Data excerpts

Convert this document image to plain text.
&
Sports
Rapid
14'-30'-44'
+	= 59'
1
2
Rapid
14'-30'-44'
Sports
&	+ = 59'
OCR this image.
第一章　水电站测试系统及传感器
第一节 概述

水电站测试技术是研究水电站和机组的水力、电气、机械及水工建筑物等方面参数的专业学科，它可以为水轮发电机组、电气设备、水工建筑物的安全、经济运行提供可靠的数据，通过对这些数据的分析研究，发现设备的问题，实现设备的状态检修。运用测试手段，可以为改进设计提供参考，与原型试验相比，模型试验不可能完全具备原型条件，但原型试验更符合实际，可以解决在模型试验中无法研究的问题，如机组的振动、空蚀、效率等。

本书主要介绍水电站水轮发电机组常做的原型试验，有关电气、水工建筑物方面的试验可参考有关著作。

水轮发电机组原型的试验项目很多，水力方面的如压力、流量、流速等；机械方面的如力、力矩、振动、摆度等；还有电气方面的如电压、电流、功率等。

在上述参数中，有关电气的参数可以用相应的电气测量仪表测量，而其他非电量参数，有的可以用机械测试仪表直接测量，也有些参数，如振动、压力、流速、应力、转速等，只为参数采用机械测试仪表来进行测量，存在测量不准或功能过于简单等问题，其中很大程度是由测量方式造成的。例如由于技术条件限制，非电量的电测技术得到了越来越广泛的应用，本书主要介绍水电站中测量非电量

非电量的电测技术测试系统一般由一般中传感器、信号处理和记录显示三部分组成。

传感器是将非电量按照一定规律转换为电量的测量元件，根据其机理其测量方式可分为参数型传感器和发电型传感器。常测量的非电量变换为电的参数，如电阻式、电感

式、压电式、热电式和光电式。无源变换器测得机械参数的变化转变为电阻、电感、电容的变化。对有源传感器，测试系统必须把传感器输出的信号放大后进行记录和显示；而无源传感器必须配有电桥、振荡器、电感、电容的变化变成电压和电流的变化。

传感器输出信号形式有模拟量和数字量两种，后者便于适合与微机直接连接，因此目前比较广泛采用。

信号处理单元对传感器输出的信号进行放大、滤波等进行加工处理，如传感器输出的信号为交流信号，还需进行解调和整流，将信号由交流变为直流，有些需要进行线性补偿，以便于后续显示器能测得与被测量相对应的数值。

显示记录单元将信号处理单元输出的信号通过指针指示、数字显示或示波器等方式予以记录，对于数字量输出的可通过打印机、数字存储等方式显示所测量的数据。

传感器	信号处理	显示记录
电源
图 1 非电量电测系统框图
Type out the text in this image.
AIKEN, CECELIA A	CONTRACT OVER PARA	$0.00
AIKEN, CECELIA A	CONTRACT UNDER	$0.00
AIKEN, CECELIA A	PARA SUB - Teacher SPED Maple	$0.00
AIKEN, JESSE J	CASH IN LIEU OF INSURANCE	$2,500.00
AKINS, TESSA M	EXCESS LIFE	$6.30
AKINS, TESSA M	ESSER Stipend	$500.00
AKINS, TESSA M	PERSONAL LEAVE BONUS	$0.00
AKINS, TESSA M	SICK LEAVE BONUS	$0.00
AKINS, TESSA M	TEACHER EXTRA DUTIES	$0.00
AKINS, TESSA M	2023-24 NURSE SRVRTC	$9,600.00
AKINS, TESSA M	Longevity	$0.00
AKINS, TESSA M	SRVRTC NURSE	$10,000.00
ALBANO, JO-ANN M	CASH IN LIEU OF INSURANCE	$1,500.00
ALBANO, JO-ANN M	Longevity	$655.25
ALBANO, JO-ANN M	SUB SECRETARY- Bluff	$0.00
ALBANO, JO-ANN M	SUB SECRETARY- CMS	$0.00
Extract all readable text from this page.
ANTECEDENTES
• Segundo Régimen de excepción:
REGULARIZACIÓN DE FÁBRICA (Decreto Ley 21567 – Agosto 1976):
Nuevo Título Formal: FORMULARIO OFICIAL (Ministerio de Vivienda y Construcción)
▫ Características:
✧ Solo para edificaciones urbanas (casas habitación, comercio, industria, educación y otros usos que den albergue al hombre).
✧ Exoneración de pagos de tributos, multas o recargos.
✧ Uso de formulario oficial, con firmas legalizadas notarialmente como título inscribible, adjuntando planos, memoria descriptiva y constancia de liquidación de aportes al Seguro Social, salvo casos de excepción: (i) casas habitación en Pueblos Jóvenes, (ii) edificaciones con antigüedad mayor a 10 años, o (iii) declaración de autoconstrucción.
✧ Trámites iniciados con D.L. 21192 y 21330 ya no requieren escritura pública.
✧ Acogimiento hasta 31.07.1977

• **Set problem**
Copy all lines from the entries that contain the word "Longevity".

• **Reply**
AKINS, TESSA M	Longevity	$0.00
ALBANO, JO-ANN M	Longevity	$655.25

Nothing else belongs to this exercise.